◆ PAGE EXTRACT:
>>>

27 December 2008

The Jams

Warning: If you have no interest in Jazz music, skip ahead to the second part of today's post.
Every year my parents give me money at Christmas with the instructions that it be spent on "something nice for yourself." I used to politely protest on the grounds of my adulthood, but the older and broker I get, the less I complain. I just thankfully accept it. Today I spent a portion of it record shopping.


This is a real treat for me. When I was in high school, a handful of friends and I used to spend every Sunday afternoon record shopping. We'd ride the subway to Central Square and work our way down Mass. Ave. to Harvard Square. Back then there were maybe a dozen record shops along this route, and the excursion lasted all day. The only hard part was deciding which records not to get, and guessing which ones might last until next week if you hid them creatively in the store.


Sadly, all but a few of those shops have surrendered to the beast that is the Internet, and I have neither the time nor money to devote to it. That's why its the first thing I think of whenever there's gift money laying around.

<<<

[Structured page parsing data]
>>>

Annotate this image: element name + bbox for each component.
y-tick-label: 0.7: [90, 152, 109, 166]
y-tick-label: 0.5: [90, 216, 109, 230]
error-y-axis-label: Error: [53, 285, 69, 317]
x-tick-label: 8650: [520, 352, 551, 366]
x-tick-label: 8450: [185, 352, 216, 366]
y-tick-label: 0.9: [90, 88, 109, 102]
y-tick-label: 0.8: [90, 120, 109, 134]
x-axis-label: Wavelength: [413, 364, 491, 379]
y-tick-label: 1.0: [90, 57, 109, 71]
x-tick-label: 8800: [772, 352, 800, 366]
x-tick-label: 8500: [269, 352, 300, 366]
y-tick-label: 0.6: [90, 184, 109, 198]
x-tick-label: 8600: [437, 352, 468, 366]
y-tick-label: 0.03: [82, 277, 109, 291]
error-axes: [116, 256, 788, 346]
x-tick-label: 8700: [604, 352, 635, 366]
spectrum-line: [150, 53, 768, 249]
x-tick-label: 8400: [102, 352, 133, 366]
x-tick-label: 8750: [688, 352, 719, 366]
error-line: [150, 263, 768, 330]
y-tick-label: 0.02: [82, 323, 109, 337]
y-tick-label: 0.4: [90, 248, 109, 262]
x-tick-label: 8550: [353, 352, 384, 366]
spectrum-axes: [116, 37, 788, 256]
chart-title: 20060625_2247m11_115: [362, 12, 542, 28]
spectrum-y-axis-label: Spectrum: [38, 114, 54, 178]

<<<

In the post about record shopping, what instructions do the writer's parents give with the Christmas money? Rely only on the post when answering.

They say it should be spent on "something nice for yourself."